Data section:
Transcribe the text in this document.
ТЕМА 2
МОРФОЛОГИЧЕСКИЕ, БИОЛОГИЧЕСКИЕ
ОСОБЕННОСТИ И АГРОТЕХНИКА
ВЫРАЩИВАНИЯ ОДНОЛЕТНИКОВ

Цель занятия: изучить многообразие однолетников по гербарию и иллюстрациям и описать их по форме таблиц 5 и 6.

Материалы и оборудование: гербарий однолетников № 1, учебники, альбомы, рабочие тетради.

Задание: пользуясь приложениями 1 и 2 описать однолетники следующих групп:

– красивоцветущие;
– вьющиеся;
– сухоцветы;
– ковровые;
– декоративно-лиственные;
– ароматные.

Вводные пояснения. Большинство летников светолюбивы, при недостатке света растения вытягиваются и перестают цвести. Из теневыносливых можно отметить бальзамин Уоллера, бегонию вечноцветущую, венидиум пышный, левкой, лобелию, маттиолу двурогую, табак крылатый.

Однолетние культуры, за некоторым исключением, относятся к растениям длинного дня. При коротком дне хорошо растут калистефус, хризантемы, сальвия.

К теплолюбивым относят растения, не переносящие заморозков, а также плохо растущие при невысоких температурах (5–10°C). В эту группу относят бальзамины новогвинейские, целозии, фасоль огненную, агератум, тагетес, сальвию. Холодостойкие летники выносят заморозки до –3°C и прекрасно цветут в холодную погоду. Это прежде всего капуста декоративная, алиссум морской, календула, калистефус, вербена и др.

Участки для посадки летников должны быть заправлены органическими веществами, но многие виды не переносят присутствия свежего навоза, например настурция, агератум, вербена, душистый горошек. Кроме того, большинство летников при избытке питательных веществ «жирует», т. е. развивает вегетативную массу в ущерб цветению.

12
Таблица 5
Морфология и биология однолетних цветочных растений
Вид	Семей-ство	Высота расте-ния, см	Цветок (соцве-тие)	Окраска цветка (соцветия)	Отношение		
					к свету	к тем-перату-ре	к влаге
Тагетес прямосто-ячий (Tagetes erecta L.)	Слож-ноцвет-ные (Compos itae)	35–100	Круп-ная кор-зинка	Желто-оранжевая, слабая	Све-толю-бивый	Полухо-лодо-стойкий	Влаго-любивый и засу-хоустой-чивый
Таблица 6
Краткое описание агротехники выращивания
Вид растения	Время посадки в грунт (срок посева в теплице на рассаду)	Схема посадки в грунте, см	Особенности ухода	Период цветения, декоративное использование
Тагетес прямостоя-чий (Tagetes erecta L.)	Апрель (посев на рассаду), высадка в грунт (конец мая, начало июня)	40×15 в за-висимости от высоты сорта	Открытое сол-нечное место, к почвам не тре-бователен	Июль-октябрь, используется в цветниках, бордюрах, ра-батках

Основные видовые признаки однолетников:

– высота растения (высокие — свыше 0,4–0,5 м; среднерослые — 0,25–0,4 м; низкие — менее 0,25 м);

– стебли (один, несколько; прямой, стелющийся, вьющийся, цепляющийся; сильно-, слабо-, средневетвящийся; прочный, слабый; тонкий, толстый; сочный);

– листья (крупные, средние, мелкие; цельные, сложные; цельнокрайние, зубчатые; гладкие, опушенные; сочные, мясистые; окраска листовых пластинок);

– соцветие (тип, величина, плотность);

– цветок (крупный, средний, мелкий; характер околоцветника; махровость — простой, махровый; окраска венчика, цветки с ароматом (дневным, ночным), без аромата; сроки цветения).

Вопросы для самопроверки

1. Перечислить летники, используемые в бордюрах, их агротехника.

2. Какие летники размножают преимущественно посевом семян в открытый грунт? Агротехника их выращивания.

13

Given exercise:
Copy out the material above in its entirety. Every detail must match.

Completed exercise:
Transcribe the text in this document.
ТЕМА 2
МОРФОЛОГИЧЕСКИЕ, БИОЛОГИЧЕСКИЕ
ОСОБЕННОСТИ И АГРОТЕХНИКА
ВЫРАЩИВАНИЯ ОДНОЛЕТНИКОВ

Цель занятия: изучить многообразие однолетников по гербарию и иллюстрациям и описать их по форме таблиц 5 и 6.

Материалы и оборудование: гербарий однолетников № 1, учебники, альбомы, рабочие тетради.

Задание: пользуясь приложениями 1 и 2 описать однолетники следующих групп:

– красивоцветущие;
– вьющиеся;
– сухоцветы;
– ковровые;
– декоративно-лиственные;
– ароматные.

Вводные пояснения. Большинство летников светолюбивы, при недостатке света растения вытягиваются и перестают цвести. Из теневыносливых можно отметить бальзамин Уоллера, бегонию вечноцветущую, венидиум пышный, левкой, лобелию, маттиолу двурогую, табак крылатый.

Однолетние культуры, за некоторым исключением, относятся к растениям длинного дня. При коротком дне хорошо растут калистефус, хризантемы, сальвия.

К теплолюбивым относят растения, не переносящие заморозков, а также плохо растущие при невысоких температурах (5–10°C). В эту группу относят бальзамины новогвинейские, целозии, фасоль огненную, агератум, тагетес, сальвию. Холодостойкие летники выносят заморозки до –3°C и прекрасно цветут в холодную погоду. Это прежде всего капуста декоративная, алиссум морской, календула, калистефус, вербена и др.

Участки для посадки летников должны быть заправлены органическими веществами, но многие виды не переносят присутствия свежего навоза, например настурция, агератум, вербена, душистый горошек. Кроме того, большинство летников при избытке питательных веществ «жирует», т. е. развивает вегетативную массу в ущерб цветению.

12
Таблица 5
Морфология и биология однолетних цветочных растений
Вид	Семей-ство	Высота расте-ния, см	Цветок (соцве-тие)	Окраска цветка (соцветия)	Отношение		
					к свету	к тем-перату-ре	к влаге
Тагетес прямосто-ячий (Tagetes erecta L.)	Слож-ноцвет-ные (Compos itae)	35–100	Круп-ная кор-зинка	Желто-оранжевая, слабая	Све-толю-бивый	Полухо-лодо-стойкий	Влаго-любивый и засу-хоустой-чивый
Таблица 6
Краткое описание агротехники выращивания
Вид растения	Время посадки в грунт (срок посева в теплице на рассаду)	Схема посадки в грунте, см	Особенности ухода	Период цветения, декоративное использование
Тагетес прямостоя-чий (Tagetes erecta L.)	Апрель (посев на рассаду), высадка в грунт (конец мая, начало июня)	40×15 в за-висимости от высоты сорта	Открытое сол-нечное место, к почвам не тре-бователен	Июль-октябрь, используется в цветниках, бордюрах, ра-батках

Основные видовые признаки однолетников:

– высота растения (высокие — свыше 0,4–0,5 м; среднерослые — 0,25–0,4 м; низкие — менее 0,25 м);

– стебли (один, несколько; прямой, стелющийся, вьющийся, цепляющийся; сильно-, слабо-, средневетвящийся; прочный, слабый; тонкий, толстый; сочный);

– листья (крупные, средние, мелкие; цельные, сложные; цельнокрайние, зубчатые; гладкие, опушенные; сочные, мясистые; окраска листовых пластинок);

– соцветие (тип, величина, плотность);

– цветок (крупный, средний, мелкий; характер околоцветника; махровость — простой, махровый; окраска венчика, цветки с ароматом (дневным, ночным), без аромата; сроки цветения).

Вопросы для самопроверки

1. Перечислить летники, используемые в бордюрах, их агротехника.

2. Какие летники размножают преимущественно посевом семян в открытый грунт? Агротехника их выращивания.

13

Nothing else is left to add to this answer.